Entries with figure data:
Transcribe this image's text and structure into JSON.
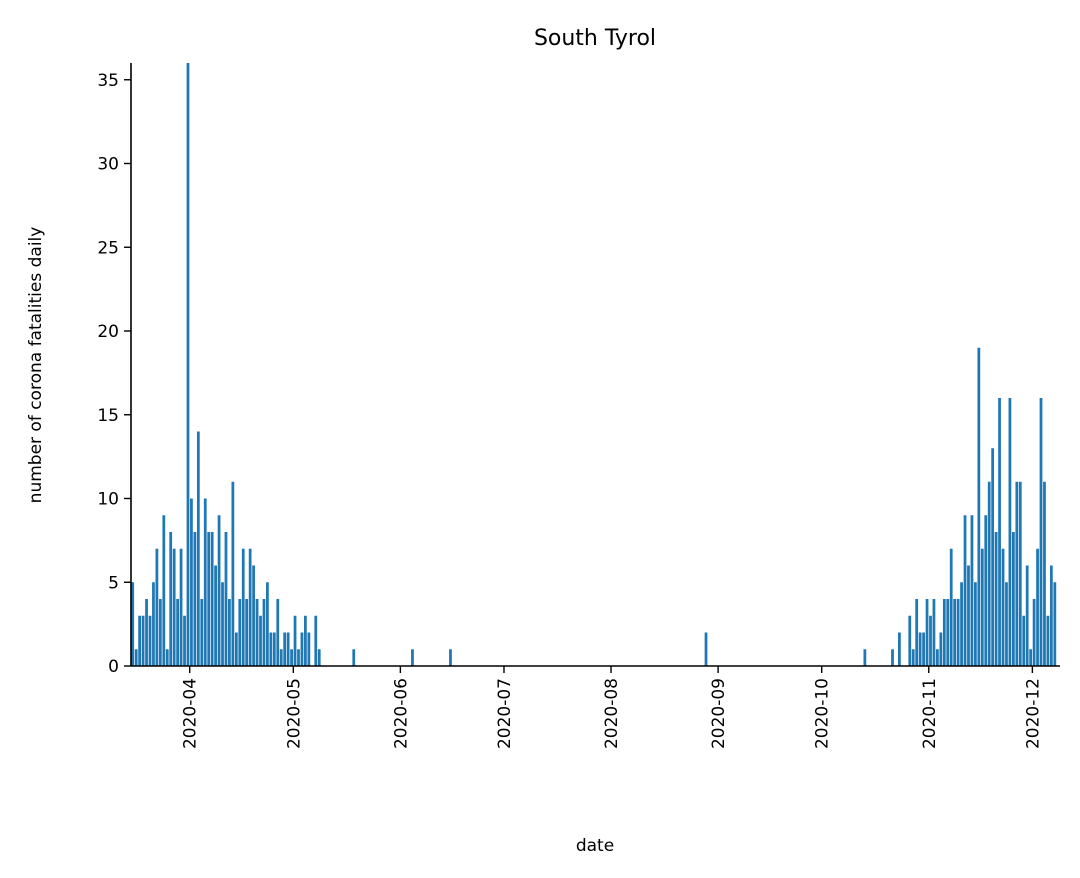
{
  "chart_data": {
    "type": "bar",
    "title": "South Tyrol",
    "xlabel": "date",
    "ylabel": "number of corona fatalities daily",
    "x_axis": "date",
    "xlim": [
      "2020-03-15",
      "2020-12-08"
    ],
    "ylim": [
      0,
      36
    ],
    "yticks": [
      0,
      5,
      10,
      15,
      20,
      25,
      30,
      35
    ],
    "xticks": [
      {
        "date": "2020-04-01",
        "label": "2020-04"
      },
      {
        "date": "2020-05-01",
        "label": "2020-05"
      },
      {
        "date": "2020-06-01",
        "label": "2020-06"
      },
      {
        "date": "2020-07-01",
        "label": "2020-07"
      },
      {
        "date": "2020-08-01",
        "label": "2020-08"
      },
      {
        "date": "2020-09-01",
        "label": "2020-09"
      },
      {
        "date": "2020-10-01",
        "label": "2020-10"
      },
      {
        "date": "2020-11-01",
        "label": "2020-11"
      },
      {
        "date": "2020-12-01",
        "label": "2020-12"
      }
    ],
    "bar_color": "#1f77b4",
    "grid": false,
    "series": [
      {
        "dates": [
          "2020-03-15",
          "2020-03-16",
          "2020-03-17",
          "2020-03-18",
          "2020-03-19",
          "2020-03-20",
          "2020-03-21",
          "2020-03-22",
          "2020-03-23",
          "2020-03-24",
          "2020-03-25",
          "2020-03-26",
          "2020-03-27",
          "2020-03-28",
          "2020-03-29",
          "2020-03-30",
          "2020-03-31",
          "2020-04-01",
          "2020-04-02",
          "2020-04-03",
          "2020-04-04",
          "2020-04-05",
          "2020-04-06",
          "2020-04-07",
          "2020-04-08",
          "2020-04-09",
          "2020-04-10",
          "2020-04-11",
          "2020-04-12",
          "2020-04-13",
          "2020-04-14",
          "2020-04-15",
          "2020-04-16",
          "2020-04-17",
          "2020-04-18",
          "2020-04-19",
          "2020-04-20",
          "2020-04-21",
          "2020-04-22",
          "2020-04-23",
          "2020-04-24",
          "2020-04-25",
          "2020-04-26",
          "2020-04-27",
          "2020-04-28",
          "2020-04-29",
          "2020-04-30",
          "2020-05-01",
          "2020-05-02",
          "2020-05-03",
          "2020-05-04",
          "2020-05-05",
          "2020-05-07",
          "2020-05-08",
          "2020-05-18",
          "2020-06-04",
          "2020-06-15",
          "2020-08-28",
          "2020-10-13",
          "2020-10-21",
          "2020-10-23",
          "2020-10-26",
          "2020-10-27",
          "2020-10-28",
          "2020-10-29",
          "2020-10-30",
          "2020-10-31",
          "2020-11-01",
          "2020-11-02",
          "2020-11-03",
          "2020-11-04",
          "2020-11-05",
          "2020-11-06",
          "2020-11-07",
          "2020-11-08",
          "2020-11-09",
          "2020-11-10",
          "2020-11-11",
          "2020-11-12",
          "2020-11-13",
          "2020-11-14",
          "2020-11-15",
          "2020-11-16",
          "2020-11-17",
          "2020-11-18",
          "2020-11-19",
          "2020-11-20",
          "2020-11-21",
          "2020-11-22",
          "2020-11-23",
          "2020-11-24",
          "2020-11-25",
          "2020-11-26",
          "2020-11-27",
          "2020-11-28",
          "2020-11-29",
          "2020-11-30",
          "2020-12-01",
          "2020-12-02",
          "2020-12-03",
          "2020-12-04",
          "2020-12-05",
          "2020-12-06",
          "2020-12-07"
        ],
        "values": [
          5,
          1,
          3,
          3,
          4,
          3,
          5,
          7,
          4,
          9,
          1,
          8,
          7,
          4,
          7,
          3,
          36,
          10,
          8,
          14,
          4,
          10,
          8,
          8,
          6,
          9,
          5,
          8,
          4,
          11,
          2,
          4,
          7,
          4,
          7,
          6,
          4,
          3,
          4,
          5,
          2,
          2,
          4,
          1,
          2,
          2,
          1,
          3,
          1,
          2,
          3,
          2,
          3,
          1,
          1,
          1,
          1,
          2,
          1,
          1,
          2,
          3,
          1,
          4,
          2,
          2,
          4,
          3,
          4,
          1,
          2,
          4,
          4,
          7,
          4,
          4,
          5,
          9,
          6,
          9,
          5,
          19,
          7,
          9,
          11,
          13,
          8,
          16,
          7,
          5,
          16,
          8,
          11,
          11,
          3,
          6,
          1,
          4,
          7,
          16,
          11,
          3,
          6,
          5
        ]
      }
    ]
  }
}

## The problem
Write out the material above again, word for word, minus its pictures.

## Full output
Transcribe this image's text and structure into JSON.
{
  "chart_data": {
    "type": "bar",
    "title": "South Tyrol",
    "xlabel": "date",
    "ylabel": "number of corona fatalities daily",
    "x_axis": "date",
    "xlim": [
      "2020-03-15",
      "2020-12-08"
    ],
    "ylim": [
      0,
      36
    ],
    "yticks": [
      0,
      5,
      10,
      15,
      20,
      25,
      30,
      35
    ],
    "xticks": [
      {
        "date": "2020-04-01",
        "label": "2020-04"
      },
      {
        "date": "2020-05-01",
        "label": "2020-05"
      },
      {
        "date": "2020-06-01",
        "label": "2020-06"
      },
      {
        "date": "2020-07-01",
        "label": "2020-07"
      },
      {
        "date": "2020-08-01",
        "label": "2020-08"
      },
      {
        "date": "2020-09-01",
        "label": "2020-09"
      },
      {
        "date": "2020-10-01",
        "label": "2020-10"
      },
      {
        "date": "2020-11-01",
        "label": "2020-11"
      },
      {
        "date": "2020-12-01",
        "label": "2020-12"
      }
    ],
    "bar_color": "#1f77b4",
    "grid": false,
    "series": [
      {
        "dates": [
          "2020-03-15",
          "2020-03-16",
          "2020-03-17",
          "2020-03-18",
          "2020-03-19",
          "2020-03-20",
          "2020-03-21",
          "2020-03-22",
          "2020-03-23",
          "2020-03-24",
          "2020-03-25",
          "2020-03-26",
          "2020-03-27",
          "2020-03-28",
          "2020-03-29",
          "2020-03-30",
          "2020-03-31",
          "2020-04-01",
          "2020-04-02",
          "2020-04-03",
          "2020-04-04",
          "2020-04-05",
          "2020-04-06",
          "2020-04-07",
          "2020-04-08",
          "2020-04-09",
          "2020-04-10",
          "2020-04-11",
          "2020-04-12",
          "2020-04-13",
          "2020-04-14",
          "2020-04-15",
          "2020-04-16",
          "2020-04-17",
          "2020-04-18",
          "2020-04-19",
          "2020-04-20",
          "2020-04-21",
          "2020-04-22",
          "2020-04-23",
          "2020-04-24",
          "2020-04-25",
          "2020-04-26",
          "2020-04-27",
          "2020-04-28",
          "2020-04-29",
          "2020-04-30",
          "2020-05-01",
          "2020-05-02",
          "2020-05-03",
          "2020-05-04",
          "2020-05-05",
          "2020-05-07",
          "2020-05-08",
          "2020-05-18",
          "2020-06-04",
          "2020-06-15",
          "2020-08-28",
          "2020-10-13",
          "2020-10-21",
          "2020-10-23",
          "2020-10-26",
          "2020-10-27",
          "2020-10-28",
          "2020-10-29",
          "2020-10-30",
          "2020-10-31",
          "2020-11-01",
          "2020-11-02",
          "2020-11-03",
          "2020-11-04",
          "2020-11-05",
          "2020-11-06",
          "2020-11-07",
          "2020-11-08",
          "2020-11-09",
          "2020-11-10",
          "2020-11-11",
          "2020-11-12",
          "2020-11-13",
          "2020-11-14",
          "2020-11-15",
          "2020-11-16",
          "2020-11-17",
          "2020-11-18",
          "2020-11-19",
          "2020-11-20",
          "2020-11-21",
          "2020-11-22",
          "2020-11-23",
          "2020-11-24",
          "2020-11-25",
          "2020-11-26",
          "2020-11-27",
          "2020-11-28",
          "2020-11-29",
          "2020-11-30",
          "2020-12-01",
          "2020-12-02",
          "2020-12-03",
          "2020-12-04",
          "2020-12-05",
          "2020-12-06",
          "2020-12-07"
        ],
        "values": [
          5,
          1,
          3,
          3,
          4,
          3,
          5,
          7,
          4,
          9,
          1,
          8,
          7,
          4,
          7,
          3,
          36,
          10,
          8,
          14,
          4,
          10,
          8,
          8,
          6,
          9,
          5,
          8,
          4,
          11,
          2,
          4,
          7,
          4,
          7,
          6,
          4,
          3,
          4,
          5,
          2,
          2,
          4,
          1,
          2,
          2,
          1,
          3,
          1,
          2,
          3,
          2,
          3,
          1,
          1,
          1,
          1,
          2,
          1,
          1,
          2,
          3,
          1,
          4,
          2,
          2,
          4,
          3,
          4,
          1,
          2,
          4,
          4,
          7,
          4,
          4,
          5,
          9,
          6,
          9,
          5,
          19,
          7,
          9,
          11,
          13,
          8,
          16,
          7,
          5,
          16,
          8,
          11,
          11,
          3,
          6,
          1,
          4,
          7,
          16,
          11,
          3,
          6,
          5
        ]
      }
    ]
  }
}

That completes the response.